§ What you will do
Write the records out again, keeping each line exactly as it is.

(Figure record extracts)
------------------------------------------------

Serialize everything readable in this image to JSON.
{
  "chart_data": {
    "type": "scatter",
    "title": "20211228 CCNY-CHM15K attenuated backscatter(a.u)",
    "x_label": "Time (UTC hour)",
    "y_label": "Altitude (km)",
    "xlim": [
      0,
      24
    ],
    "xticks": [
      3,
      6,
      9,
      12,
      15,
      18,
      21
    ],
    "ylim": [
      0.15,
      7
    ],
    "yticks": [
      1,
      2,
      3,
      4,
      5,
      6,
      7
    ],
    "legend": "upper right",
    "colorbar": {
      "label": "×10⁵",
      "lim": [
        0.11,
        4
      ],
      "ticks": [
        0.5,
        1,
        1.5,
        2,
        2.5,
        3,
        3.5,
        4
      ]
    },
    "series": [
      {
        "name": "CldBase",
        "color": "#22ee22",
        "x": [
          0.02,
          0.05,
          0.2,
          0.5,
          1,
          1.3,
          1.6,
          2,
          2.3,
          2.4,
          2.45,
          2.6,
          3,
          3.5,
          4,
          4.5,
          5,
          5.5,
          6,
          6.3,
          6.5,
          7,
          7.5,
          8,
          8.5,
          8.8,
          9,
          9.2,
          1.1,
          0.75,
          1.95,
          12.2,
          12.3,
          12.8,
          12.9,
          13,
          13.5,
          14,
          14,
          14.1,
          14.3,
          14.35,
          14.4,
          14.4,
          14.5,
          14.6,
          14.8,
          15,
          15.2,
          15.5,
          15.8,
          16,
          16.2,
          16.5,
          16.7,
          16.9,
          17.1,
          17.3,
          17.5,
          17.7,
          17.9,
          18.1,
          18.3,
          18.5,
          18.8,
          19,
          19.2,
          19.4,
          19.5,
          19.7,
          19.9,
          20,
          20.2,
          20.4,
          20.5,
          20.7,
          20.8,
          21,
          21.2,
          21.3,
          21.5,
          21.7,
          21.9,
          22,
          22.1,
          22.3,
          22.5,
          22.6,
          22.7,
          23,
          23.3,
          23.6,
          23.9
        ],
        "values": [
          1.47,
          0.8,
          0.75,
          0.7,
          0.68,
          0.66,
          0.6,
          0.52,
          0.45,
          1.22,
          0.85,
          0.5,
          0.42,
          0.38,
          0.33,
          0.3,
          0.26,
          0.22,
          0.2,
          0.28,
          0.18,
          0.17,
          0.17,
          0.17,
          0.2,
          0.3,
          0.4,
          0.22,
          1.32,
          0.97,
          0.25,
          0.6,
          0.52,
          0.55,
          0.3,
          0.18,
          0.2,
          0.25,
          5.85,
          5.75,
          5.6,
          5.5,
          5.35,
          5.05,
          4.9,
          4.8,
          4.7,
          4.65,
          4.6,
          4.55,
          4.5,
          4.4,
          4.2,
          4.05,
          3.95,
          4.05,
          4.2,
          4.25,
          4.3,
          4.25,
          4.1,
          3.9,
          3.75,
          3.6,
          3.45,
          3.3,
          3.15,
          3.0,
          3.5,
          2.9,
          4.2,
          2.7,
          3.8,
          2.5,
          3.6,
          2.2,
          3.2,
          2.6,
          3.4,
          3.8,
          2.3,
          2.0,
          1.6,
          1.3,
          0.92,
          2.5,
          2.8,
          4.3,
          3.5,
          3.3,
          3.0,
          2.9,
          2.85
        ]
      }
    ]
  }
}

------------------------------------------------

§ Exercise answer
Serialize everything readable in this image to JSON.
{
  "chart_data": {
    "type": "scatter",
    "title": "20211228 CCNY-CHM15K attenuated backscatter(a.u)",
    "x_label": "Time (UTC hour)",
    "y_label": "Altitude (km)",
    "xlim": [
      0,
      24
    ],
    "xticks": [
      3,
      6,
      9,
      12,
      15,
      18,
      21
    ],
    "ylim": [
      0.15,
      7
    ],
    "yticks": [
      1,
      2,
      3,
      4,
      5,
      6,
      7
    ],
    "legend": "upper right",
    "colorbar": {
      "label": "×10⁵",
      "lim": [
        0.11,
        4
      ],
      "ticks": [
        0.5,
        1,
        1.5,
        2,
        2.5,
        3,
        3.5,
        4
      ]
    },
    "series": [
      {
        "name": "CldBase",
        "color": "#22ee22",
        "x": [
          0.02,
          0.05,
          0.2,
          0.5,
          1,
          1.3,
          1.6,
          2,
          2.3,
          2.4,
          2.45,
          2.6,
          3,
          3.5,
          4,
          4.5,
          5,
          5.5,
          6,
          6.3,
          6.5,
          7,
          7.5,
          8,
          8.5,
          8.8,
          9,
          9.2,
          1.1,
          0.75,
          1.95,
          12.2,
          12.3,
          12.8,
          12.9,
          13,
          13.5,
          14,
          14,
          14.1,
          14.3,
          14.35,
          14.4,
          14.4,
          14.5,
          14.6,
          14.8,
          15,
          15.2,
          15.5,
          15.8,
          16,
          16.2,
          16.5,
          16.7,
          16.9,
          17.1,
          17.3,
          17.5,
          17.7,
          17.9,
          18.1,
          18.3,
          18.5,
          18.8,
          19,
          19.2,
          19.4,
          19.5,
          19.7,
          19.9,
          20,
          20.2,
          20.4,
          20.5,
          20.7,
          20.8,
          21,
          21.2,
          21.3,
          21.5,
          21.7,
          21.9,
          22,
          22.1,
          22.3,
          22.5,
          22.6,
          22.7,
          23,
          23.3,
          23.6,
          23.9
        ],
        "values": [
          1.47,
          0.8,
          0.75,
          0.7,
          0.68,
          0.66,
          0.6,
          0.52,
          0.45,
          1.22,
          0.85,
          0.5,
          0.42,
          0.38,
          0.33,
          0.3,
          0.26,
          0.22,
          0.2,
          0.28,
          0.18,
          0.17,
          0.17,
          0.17,
          0.2,
          0.3,
          0.4,
          0.22,
          1.32,
          0.97,
          0.25,
          0.6,
          0.52,
          0.55,
          0.3,
          0.18,
          0.2,
          0.25,
          5.85,
          5.75,
          5.6,
          5.5,
          5.35,
          5.05,
          4.9,
          4.8,
          4.7,
          4.65,
          4.6,
          4.55,
          4.5,
          4.4,
          4.2,
          4.05,
          3.95,
          4.05,
          4.2,
          4.25,
          4.3,
          4.25,
          4.1,
          3.9,
          3.75,
          3.6,
          3.45,
          3.3,
          3.15,
          3.0,
          3.5,
          2.9,
          4.2,
          2.7,
          3.8,
          2.5,
          3.6,
          2.2,
          3.2,
          2.6,
          3.4,
          3.8,
          2.3,
          2.0,
          1.6,
          1.3,
          0.92,
          2.5,
          2.8,
          4.3,
          3.5,
          3.3,
          3.0,
          2.9,
          2.85
        ]
      }
    ]
  }
}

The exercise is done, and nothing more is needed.